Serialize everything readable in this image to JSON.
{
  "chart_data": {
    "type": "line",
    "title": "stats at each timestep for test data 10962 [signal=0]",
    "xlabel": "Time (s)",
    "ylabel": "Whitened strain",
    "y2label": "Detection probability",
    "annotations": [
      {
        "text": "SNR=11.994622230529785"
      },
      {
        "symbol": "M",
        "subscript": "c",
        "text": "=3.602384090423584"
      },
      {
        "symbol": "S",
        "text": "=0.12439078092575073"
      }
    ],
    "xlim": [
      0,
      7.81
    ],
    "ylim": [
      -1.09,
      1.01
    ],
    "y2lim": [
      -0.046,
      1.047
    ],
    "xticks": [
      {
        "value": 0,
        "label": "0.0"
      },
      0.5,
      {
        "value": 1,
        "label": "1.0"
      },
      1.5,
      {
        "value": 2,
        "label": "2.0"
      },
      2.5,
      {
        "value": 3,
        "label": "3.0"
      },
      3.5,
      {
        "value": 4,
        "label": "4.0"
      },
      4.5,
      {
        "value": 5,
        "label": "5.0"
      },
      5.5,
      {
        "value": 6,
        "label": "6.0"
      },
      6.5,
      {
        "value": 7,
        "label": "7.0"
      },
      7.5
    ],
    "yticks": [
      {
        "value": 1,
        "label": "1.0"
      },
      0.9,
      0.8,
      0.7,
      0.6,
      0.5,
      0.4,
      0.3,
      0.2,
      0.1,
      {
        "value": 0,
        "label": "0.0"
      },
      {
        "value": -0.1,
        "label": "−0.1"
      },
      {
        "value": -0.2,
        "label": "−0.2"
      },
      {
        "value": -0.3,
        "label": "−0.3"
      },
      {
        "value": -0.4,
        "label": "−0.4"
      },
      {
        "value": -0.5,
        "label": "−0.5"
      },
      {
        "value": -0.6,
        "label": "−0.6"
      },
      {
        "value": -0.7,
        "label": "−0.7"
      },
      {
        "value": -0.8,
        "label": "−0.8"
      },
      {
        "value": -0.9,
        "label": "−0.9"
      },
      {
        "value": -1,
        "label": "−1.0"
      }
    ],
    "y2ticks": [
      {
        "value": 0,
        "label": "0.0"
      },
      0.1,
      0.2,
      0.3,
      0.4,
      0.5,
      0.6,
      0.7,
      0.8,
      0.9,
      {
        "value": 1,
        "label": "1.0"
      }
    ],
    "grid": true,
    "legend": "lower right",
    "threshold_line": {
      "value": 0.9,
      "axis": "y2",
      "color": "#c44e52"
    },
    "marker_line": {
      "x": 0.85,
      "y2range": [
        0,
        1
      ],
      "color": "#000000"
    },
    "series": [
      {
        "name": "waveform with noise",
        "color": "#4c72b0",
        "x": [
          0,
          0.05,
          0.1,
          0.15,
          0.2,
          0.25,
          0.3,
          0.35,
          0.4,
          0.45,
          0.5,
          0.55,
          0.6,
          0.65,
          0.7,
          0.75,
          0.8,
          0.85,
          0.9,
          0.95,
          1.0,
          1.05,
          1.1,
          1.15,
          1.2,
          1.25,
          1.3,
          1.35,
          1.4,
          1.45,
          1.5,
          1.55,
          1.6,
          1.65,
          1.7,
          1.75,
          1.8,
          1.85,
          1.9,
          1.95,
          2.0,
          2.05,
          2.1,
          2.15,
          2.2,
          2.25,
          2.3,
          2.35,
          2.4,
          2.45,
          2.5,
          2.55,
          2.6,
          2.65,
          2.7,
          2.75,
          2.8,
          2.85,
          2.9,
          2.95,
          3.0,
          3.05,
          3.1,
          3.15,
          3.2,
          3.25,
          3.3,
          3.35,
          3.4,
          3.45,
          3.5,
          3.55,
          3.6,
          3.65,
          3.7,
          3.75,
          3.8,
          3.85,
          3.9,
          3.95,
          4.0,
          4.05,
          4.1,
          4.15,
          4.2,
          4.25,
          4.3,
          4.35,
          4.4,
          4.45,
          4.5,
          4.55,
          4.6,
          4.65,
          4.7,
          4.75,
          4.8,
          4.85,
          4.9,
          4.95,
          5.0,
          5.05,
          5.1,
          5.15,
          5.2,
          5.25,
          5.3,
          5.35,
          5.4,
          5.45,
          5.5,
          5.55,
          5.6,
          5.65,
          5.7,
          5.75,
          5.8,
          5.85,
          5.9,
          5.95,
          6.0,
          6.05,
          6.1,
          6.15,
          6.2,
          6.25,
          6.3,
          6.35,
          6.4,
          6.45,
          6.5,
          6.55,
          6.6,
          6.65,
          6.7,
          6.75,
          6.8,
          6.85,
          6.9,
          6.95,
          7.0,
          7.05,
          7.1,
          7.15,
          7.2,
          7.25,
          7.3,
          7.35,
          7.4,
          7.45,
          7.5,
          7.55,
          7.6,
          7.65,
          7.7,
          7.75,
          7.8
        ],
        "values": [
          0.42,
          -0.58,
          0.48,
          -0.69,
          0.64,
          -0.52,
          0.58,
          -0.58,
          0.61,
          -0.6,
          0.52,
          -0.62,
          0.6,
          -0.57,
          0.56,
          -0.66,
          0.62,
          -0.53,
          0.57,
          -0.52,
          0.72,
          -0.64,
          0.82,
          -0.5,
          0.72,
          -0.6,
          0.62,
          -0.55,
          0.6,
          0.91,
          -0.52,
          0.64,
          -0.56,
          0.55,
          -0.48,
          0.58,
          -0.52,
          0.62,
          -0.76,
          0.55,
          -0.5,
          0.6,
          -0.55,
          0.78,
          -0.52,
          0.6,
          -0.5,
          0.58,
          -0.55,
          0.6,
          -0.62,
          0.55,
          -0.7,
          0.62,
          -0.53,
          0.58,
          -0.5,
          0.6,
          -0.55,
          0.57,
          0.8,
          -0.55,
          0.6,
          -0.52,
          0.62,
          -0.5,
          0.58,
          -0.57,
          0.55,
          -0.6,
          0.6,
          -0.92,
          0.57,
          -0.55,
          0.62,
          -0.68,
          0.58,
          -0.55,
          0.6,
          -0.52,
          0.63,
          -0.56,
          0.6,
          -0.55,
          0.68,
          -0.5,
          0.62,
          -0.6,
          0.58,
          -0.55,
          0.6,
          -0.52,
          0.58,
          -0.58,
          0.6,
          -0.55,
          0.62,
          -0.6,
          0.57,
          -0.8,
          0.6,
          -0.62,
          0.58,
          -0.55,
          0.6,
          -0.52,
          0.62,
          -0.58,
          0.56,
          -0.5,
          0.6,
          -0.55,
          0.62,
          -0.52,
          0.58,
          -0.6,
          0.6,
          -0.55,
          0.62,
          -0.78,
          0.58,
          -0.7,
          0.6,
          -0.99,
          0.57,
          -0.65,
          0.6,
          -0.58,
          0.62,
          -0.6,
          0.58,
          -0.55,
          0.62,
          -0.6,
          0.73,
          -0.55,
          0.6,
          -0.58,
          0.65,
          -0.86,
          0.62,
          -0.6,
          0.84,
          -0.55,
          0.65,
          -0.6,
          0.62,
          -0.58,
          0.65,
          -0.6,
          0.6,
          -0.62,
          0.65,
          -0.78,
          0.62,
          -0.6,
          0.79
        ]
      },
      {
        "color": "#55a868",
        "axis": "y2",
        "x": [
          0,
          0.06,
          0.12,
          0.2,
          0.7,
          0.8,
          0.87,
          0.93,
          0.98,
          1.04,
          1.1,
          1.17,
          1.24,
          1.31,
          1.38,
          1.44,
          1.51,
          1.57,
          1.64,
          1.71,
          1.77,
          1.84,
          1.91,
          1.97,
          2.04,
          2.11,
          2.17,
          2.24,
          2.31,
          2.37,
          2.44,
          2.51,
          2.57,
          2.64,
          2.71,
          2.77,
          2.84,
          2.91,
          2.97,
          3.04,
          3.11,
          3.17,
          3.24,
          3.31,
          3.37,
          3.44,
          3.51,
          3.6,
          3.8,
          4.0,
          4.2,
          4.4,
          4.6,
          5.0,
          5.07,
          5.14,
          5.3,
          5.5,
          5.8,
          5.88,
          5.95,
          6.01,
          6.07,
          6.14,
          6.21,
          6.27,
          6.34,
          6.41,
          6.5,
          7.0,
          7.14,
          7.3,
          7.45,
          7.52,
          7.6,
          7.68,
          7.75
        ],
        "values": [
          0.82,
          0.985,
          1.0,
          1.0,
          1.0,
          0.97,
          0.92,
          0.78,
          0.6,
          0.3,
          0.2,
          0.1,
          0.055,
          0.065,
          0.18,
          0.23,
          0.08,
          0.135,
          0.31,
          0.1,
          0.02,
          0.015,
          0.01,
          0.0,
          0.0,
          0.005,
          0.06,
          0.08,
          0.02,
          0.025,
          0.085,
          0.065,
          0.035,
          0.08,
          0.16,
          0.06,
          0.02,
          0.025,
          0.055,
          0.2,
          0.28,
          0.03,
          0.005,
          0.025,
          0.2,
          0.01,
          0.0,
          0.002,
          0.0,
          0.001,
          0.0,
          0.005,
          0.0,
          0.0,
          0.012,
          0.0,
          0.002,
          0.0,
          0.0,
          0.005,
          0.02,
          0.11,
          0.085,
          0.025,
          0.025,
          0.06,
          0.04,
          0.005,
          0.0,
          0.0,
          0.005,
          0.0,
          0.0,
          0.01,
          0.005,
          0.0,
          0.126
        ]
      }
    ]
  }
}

+ + +

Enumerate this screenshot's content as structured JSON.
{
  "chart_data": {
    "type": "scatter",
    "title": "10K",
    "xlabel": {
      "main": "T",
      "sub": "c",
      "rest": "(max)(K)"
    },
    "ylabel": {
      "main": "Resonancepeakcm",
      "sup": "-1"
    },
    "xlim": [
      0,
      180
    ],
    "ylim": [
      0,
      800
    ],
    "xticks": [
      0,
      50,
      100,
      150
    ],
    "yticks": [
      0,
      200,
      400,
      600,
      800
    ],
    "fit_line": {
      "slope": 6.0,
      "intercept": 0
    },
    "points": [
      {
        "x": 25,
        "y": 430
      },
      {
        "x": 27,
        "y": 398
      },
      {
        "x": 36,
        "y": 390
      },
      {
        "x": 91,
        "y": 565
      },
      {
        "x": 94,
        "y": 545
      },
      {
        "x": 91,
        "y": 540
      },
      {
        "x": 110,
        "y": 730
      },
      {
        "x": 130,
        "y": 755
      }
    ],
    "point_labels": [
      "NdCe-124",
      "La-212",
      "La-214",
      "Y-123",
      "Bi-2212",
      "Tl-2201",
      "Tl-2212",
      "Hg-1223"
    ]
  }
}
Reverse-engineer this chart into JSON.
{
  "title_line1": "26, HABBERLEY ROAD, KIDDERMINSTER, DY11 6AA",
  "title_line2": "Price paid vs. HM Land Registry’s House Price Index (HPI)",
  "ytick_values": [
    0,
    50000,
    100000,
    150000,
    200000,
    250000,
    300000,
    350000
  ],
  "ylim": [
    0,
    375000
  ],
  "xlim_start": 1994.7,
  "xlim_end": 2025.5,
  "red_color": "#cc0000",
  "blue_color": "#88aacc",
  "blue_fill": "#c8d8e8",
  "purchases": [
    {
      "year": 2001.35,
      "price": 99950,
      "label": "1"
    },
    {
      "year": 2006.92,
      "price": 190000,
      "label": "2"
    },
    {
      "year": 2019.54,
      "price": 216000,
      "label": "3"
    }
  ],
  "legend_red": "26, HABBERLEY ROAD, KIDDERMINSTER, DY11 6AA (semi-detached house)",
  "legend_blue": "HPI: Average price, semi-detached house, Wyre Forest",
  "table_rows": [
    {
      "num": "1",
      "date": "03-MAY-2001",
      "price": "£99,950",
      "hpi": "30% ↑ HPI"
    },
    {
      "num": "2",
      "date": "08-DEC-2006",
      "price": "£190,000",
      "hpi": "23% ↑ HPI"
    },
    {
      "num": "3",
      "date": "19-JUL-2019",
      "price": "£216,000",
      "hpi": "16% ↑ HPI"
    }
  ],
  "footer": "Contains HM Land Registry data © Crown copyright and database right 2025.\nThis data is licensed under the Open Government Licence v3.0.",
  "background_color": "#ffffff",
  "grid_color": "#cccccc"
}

+ + +

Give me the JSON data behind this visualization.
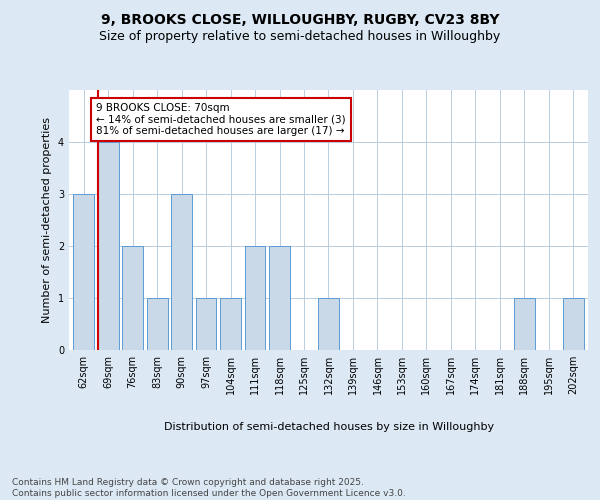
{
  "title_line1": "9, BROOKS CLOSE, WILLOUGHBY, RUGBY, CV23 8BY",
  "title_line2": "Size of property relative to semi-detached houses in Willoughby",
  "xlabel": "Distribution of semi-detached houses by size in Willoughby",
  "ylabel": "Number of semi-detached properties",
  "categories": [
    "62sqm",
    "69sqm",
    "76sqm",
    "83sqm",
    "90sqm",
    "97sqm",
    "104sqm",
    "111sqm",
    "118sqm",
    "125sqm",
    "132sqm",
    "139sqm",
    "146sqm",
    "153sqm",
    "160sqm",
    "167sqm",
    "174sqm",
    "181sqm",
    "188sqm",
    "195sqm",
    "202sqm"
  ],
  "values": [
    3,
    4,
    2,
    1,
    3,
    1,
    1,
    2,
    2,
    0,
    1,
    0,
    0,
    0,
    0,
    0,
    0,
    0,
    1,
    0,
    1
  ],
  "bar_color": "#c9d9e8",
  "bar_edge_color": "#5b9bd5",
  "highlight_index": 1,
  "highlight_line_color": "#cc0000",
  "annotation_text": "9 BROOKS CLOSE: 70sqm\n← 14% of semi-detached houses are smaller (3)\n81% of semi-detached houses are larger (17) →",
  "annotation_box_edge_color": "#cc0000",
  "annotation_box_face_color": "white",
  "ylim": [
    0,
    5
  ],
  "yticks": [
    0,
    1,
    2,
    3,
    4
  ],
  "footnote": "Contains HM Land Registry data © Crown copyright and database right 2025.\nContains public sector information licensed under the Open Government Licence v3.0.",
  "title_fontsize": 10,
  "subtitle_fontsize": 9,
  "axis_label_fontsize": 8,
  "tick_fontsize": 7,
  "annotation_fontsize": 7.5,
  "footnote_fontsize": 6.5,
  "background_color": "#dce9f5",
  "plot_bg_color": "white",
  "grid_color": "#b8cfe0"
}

+ + +

→ **Request**
In the records above, find each line holding "date" and copy it.

→ **Response for this exercise**
      "date": "03-MAY-2001",
      "date": "08-DEC-2006",
      "date": "19-JUL-2019",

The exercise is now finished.